[To be done] Extract all lines that hold the string "dengan".

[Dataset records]
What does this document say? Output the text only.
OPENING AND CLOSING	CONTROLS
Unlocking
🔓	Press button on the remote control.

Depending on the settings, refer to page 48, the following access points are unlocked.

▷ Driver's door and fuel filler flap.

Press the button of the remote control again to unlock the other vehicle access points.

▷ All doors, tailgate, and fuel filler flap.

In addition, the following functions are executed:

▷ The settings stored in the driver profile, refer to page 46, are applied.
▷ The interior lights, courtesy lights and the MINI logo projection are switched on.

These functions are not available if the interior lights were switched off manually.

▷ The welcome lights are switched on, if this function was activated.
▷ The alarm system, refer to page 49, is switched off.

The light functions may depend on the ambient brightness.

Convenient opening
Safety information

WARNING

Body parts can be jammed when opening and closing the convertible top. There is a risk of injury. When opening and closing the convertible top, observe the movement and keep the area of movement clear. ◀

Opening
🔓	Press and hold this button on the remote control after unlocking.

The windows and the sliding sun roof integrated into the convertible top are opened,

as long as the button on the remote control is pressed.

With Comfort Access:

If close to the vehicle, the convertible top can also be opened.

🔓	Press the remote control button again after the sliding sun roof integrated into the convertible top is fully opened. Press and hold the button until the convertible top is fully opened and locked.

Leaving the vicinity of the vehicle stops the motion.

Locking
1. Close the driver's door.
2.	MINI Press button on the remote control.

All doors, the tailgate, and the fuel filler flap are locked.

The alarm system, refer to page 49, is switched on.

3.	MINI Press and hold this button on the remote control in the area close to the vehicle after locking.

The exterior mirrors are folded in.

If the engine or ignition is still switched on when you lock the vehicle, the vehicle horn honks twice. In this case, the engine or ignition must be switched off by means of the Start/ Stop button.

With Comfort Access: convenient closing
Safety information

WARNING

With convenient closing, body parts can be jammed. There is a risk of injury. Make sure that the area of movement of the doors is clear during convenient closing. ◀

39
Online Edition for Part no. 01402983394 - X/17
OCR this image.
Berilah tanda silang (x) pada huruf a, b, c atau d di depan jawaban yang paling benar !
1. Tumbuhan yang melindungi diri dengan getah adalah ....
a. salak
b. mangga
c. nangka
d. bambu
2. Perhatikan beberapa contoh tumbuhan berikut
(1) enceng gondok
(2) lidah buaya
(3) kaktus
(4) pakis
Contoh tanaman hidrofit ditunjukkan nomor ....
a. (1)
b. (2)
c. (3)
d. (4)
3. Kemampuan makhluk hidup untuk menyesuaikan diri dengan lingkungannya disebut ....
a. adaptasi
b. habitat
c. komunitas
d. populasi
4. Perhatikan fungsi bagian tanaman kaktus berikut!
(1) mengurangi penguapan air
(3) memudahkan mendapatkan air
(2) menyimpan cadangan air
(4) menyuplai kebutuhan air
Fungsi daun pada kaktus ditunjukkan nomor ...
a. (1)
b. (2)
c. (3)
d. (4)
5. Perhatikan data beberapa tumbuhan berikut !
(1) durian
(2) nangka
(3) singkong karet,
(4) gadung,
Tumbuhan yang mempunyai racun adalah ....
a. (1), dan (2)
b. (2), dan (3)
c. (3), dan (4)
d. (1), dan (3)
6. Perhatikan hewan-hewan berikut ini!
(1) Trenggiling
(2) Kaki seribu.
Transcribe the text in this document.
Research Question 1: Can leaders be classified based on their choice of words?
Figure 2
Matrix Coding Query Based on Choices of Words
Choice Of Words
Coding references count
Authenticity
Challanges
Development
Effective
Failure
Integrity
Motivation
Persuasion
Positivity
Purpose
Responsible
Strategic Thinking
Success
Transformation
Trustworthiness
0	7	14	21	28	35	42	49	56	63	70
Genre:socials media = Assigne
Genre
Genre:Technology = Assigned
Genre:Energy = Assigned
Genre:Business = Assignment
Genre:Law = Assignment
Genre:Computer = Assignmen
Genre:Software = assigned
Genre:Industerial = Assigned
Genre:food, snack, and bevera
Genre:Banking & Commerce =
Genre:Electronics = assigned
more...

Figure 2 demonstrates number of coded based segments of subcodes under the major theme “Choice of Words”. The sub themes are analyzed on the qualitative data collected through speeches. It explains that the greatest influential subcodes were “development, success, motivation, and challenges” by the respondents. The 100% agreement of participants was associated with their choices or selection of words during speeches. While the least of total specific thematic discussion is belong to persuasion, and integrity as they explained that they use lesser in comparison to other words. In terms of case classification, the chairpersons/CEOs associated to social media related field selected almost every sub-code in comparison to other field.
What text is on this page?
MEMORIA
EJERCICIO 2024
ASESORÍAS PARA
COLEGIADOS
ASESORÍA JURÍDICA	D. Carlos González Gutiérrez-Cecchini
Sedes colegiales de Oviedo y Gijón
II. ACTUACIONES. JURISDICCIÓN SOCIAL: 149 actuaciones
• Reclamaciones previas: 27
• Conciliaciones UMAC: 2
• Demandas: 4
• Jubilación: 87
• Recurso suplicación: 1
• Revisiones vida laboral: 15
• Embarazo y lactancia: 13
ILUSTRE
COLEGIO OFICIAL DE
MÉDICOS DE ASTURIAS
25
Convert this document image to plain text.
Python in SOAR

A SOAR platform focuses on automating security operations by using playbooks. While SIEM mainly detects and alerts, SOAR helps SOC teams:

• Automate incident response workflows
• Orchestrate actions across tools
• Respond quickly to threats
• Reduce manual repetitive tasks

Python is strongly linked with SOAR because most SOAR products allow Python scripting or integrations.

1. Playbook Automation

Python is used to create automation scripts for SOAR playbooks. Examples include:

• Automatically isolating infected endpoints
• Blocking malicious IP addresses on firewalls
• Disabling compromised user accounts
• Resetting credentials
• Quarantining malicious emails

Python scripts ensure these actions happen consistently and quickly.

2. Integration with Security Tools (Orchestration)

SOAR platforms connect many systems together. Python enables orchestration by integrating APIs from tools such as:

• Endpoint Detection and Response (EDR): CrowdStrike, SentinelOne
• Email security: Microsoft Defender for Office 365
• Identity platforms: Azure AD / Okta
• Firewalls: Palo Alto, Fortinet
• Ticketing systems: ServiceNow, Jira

[Solution to this task]
1. Tumbuhan yang melindungi diri dengan getah adalah ....
3. Kemampuan makhluk hidup untuk menyesuaikan diri dengan lingkungannya disebut ....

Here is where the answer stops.